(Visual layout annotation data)

[start]

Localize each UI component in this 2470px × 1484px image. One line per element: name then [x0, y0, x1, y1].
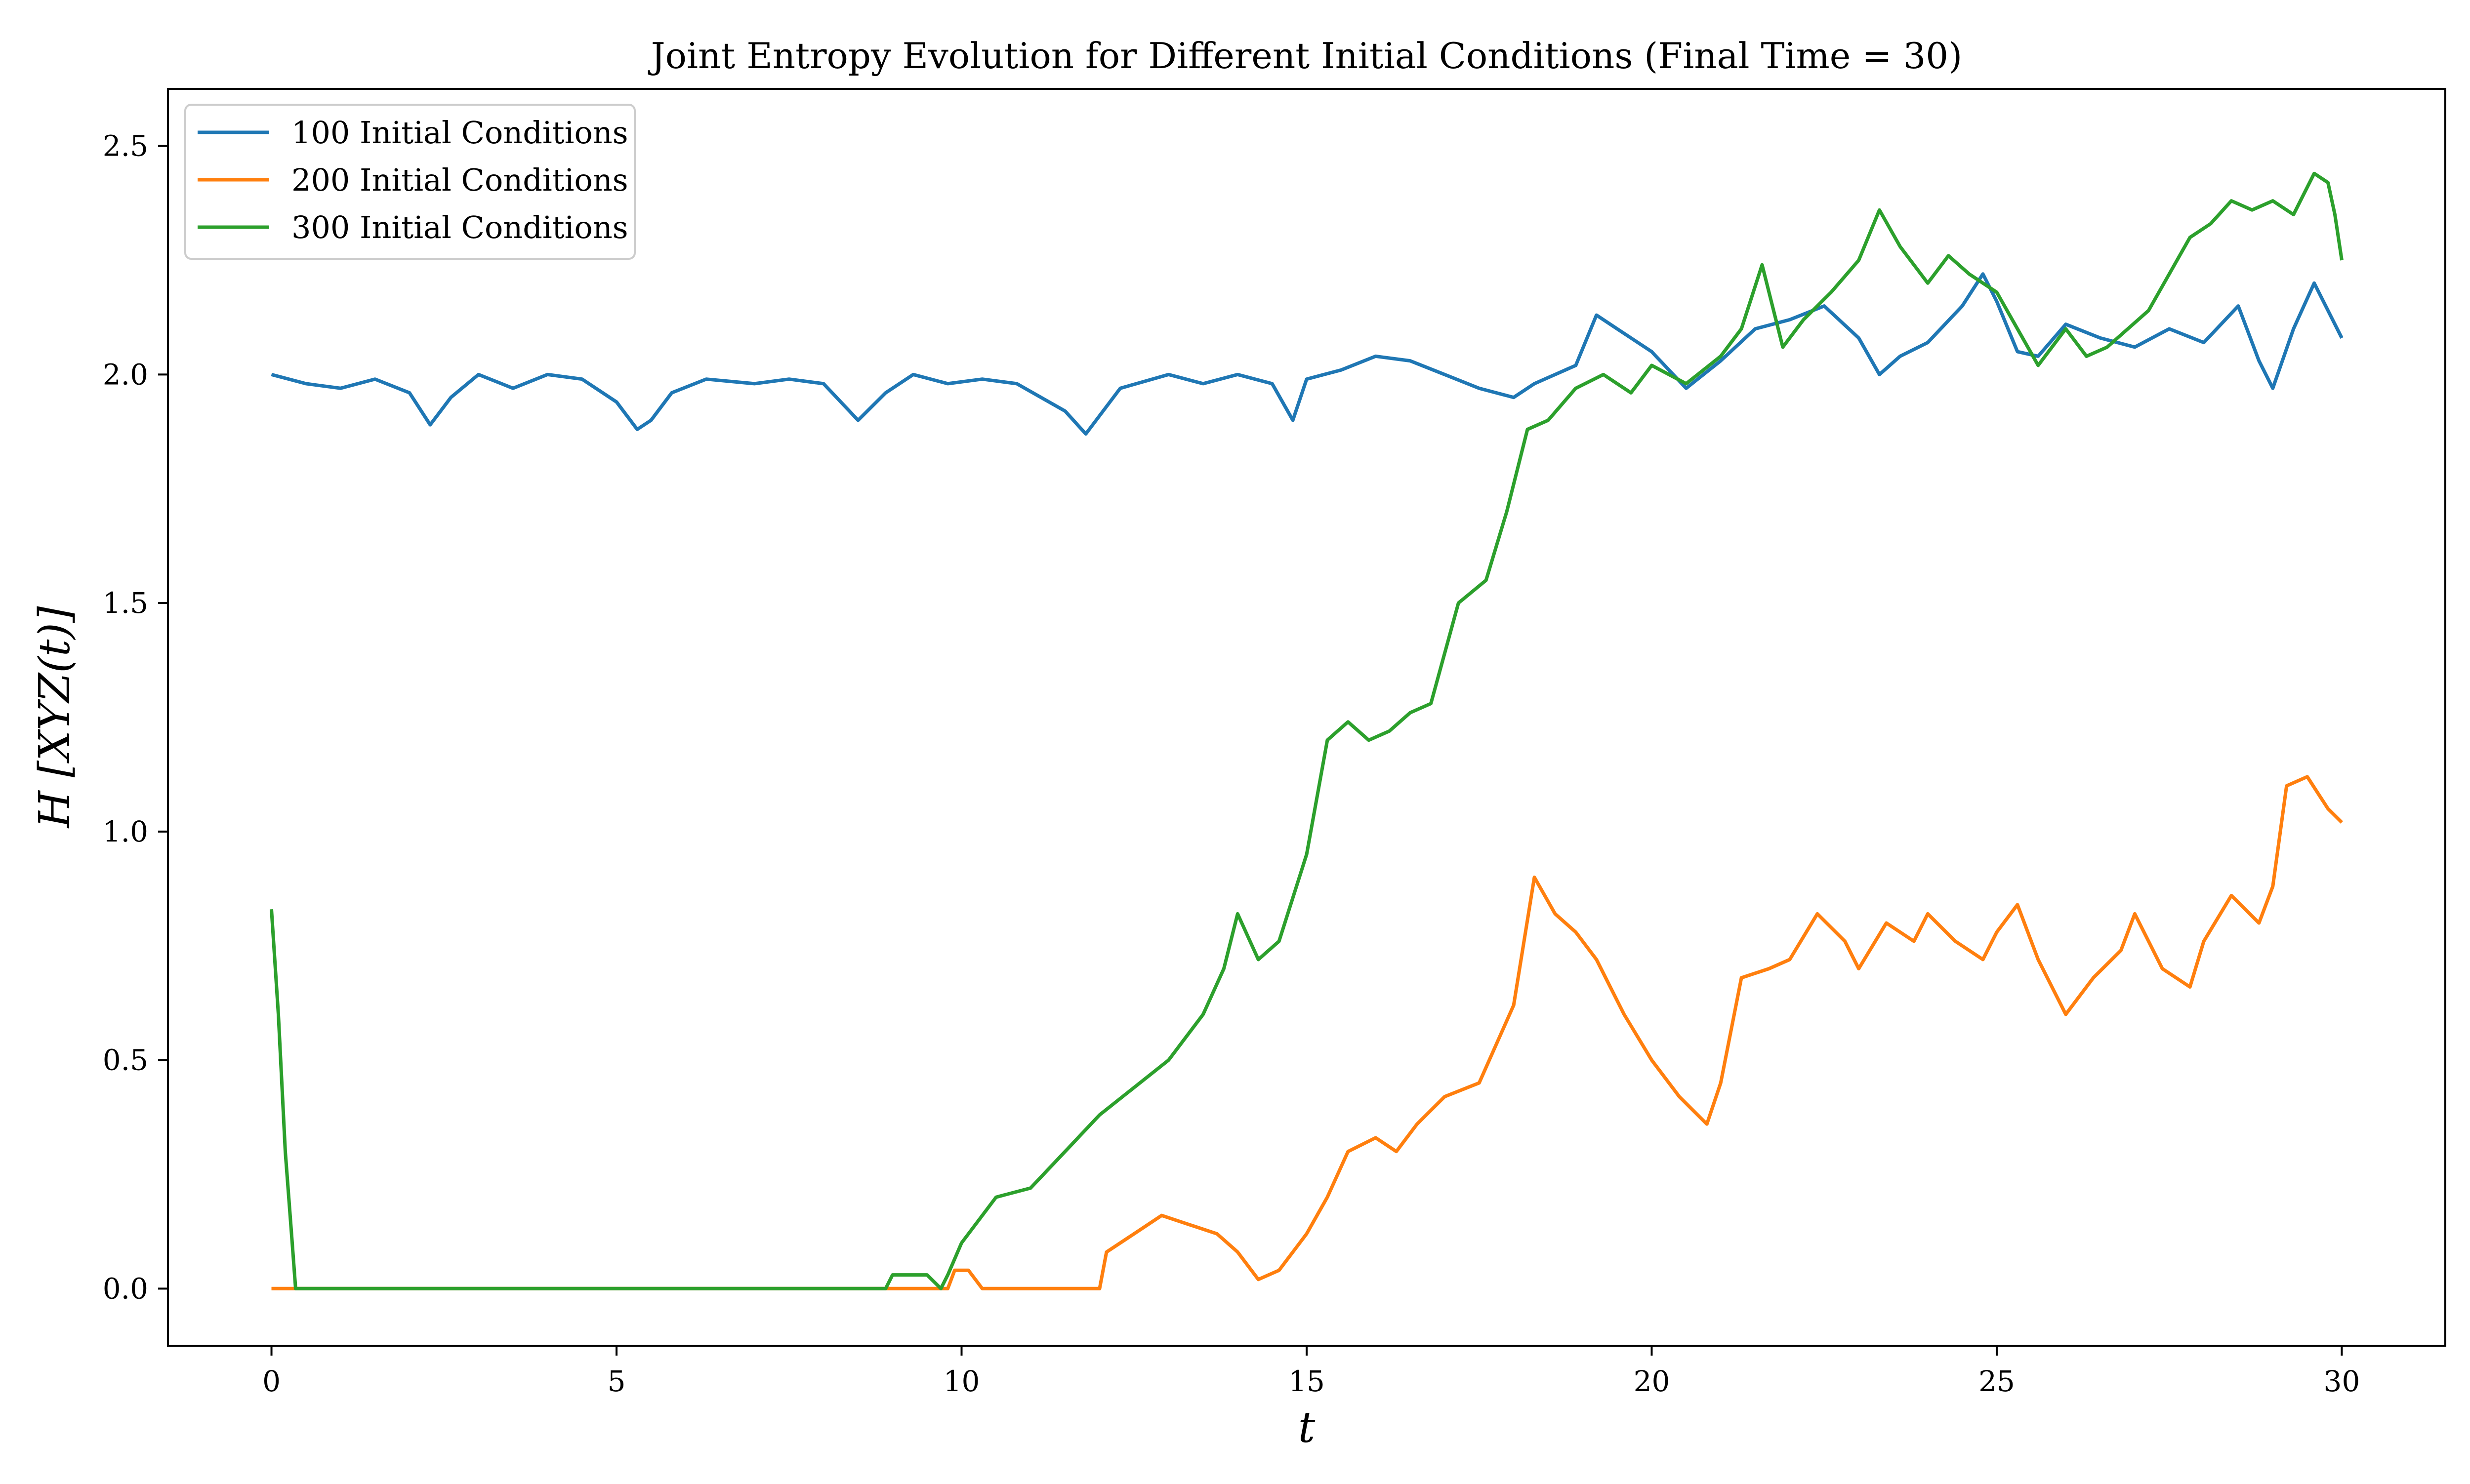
y-tick-label: 2.0 — [103, 358, 148, 391]
x-tick-label: 5 — [608, 1364, 626, 1398]
plot-lines — [270, 171, 2344, 1290]
legend-box — [184, 104, 636, 260]
x-tick-label: 25 — [1978, 1364, 2015, 1398]
series-line-3 — [270, 171, 2344, 1290]
x-tick-label: 15 — [1288, 1364, 1325, 1398]
y-tick-label: 1.5 — [103, 586, 148, 620]
legend-label-2: 200 Initial Conditions — [291, 162, 628, 198]
legend: 100 Initial Conditions 200 Initial Condit… — [184, 104, 636, 260]
x-axis-label: t — [1298, 1403, 1316, 1452]
x-tick-label: 0 — [262, 1364, 281, 1398]
legend-label-1: 100 Initial Conditions — [291, 115, 628, 151]
y-tick-label: 1.0 — [103, 815, 148, 848]
plot-frame — [167, 88, 2446, 1347]
y-axis-label: H [XYZ(t)] — [30, 606, 80, 829]
series-line-1 — [271, 272, 2344, 436]
x-axis: 0 5 10 15 20 25 30 — [262, 1346, 2360, 1398]
x-tick-label: 20 — [1634, 1364, 1670, 1398]
y-tick-label: 0.0 — [103, 1272, 148, 1305]
legend-label-3: 300 Initial Conditions — [291, 209, 628, 245]
y-tick-label: 0.5 — [103, 1043, 148, 1077]
chart-title: Joint Entropy Evolution for Different In… — [648, 35, 1962, 77]
y-tick-label: 2.5 — [103, 129, 148, 163]
x-tick-label: 30 — [2324, 1364, 2360, 1398]
x-tick-label: 10 — [944, 1364, 980, 1398]
y-axis: 0.0 0.5 1.0 1.5 2.0 2.5 — [103, 129, 168, 1305]
series-line-2 — [271, 775, 2343, 1290]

[end]

**What you need to do:** Rewrite the records with "legend-label" changed to "legend-entry" wherever it appears, leaving everything else as it is and omitting the pictures.

**Correct answer:**
Localize each UI component in this 2470px × 1484px image. One line per element: name then [x0, y0, x1, y1].
y-tick-label: 2.0 — [103, 358, 148, 391]
x-tick-label: 5 — [608, 1364, 626, 1398]
plot-lines — [270, 171, 2344, 1290]
legend-box — [184, 104, 636, 260]
x-tick-label: 25 — [1978, 1364, 2015, 1398]
series-line-3 — [270, 171, 2344, 1290]
x-tick-label: 15 — [1288, 1364, 1325, 1398]
y-tick-label: 1.5 — [103, 586, 148, 620]
legend-entry-2: 200 Initial Conditions — [291, 162, 628, 198]
legend: 100 Initial Conditions 200 Initial Condit… — [184, 104, 636, 260]
x-axis-label: t — [1298, 1403, 1316, 1452]
x-tick-label: 0 — [262, 1364, 281, 1398]
legend-entry-1: 100 Initial Conditions — [291, 115, 628, 151]
y-tick-label: 1.0 — [103, 815, 148, 848]
plot-frame — [167, 88, 2446, 1347]
y-axis-label: H [XYZ(t)] — [30, 606, 80, 829]
series-line-1 — [271, 272, 2344, 436]
x-axis: 0 5 10 15 20 25 30 — [262, 1346, 2360, 1398]
x-tick-label: 20 — [1634, 1364, 1670, 1398]
y-tick-label: 0.0 — [103, 1272, 148, 1305]
legend-entry-3: 300 Initial Conditions — [291, 209, 628, 245]
y-tick-label: 0.5 — [103, 1043, 148, 1077]
chart-title: Joint Entropy Evolution for Different In… — [648, 35, 1962, 77]
y-tick-label: 2.5 — [103, 129, 148, 163]
x-tick-label: 30 — [2324, 1364, 2360, 1398]
x-tick-label: 10 — [944, 1364, 980, 1398]
y-axis: 0.0 0.5 1.0 1.5 2.0 2.5 — [103, 129, 168, 1305]
series-line-2 — [271, 775, 2343, 1290]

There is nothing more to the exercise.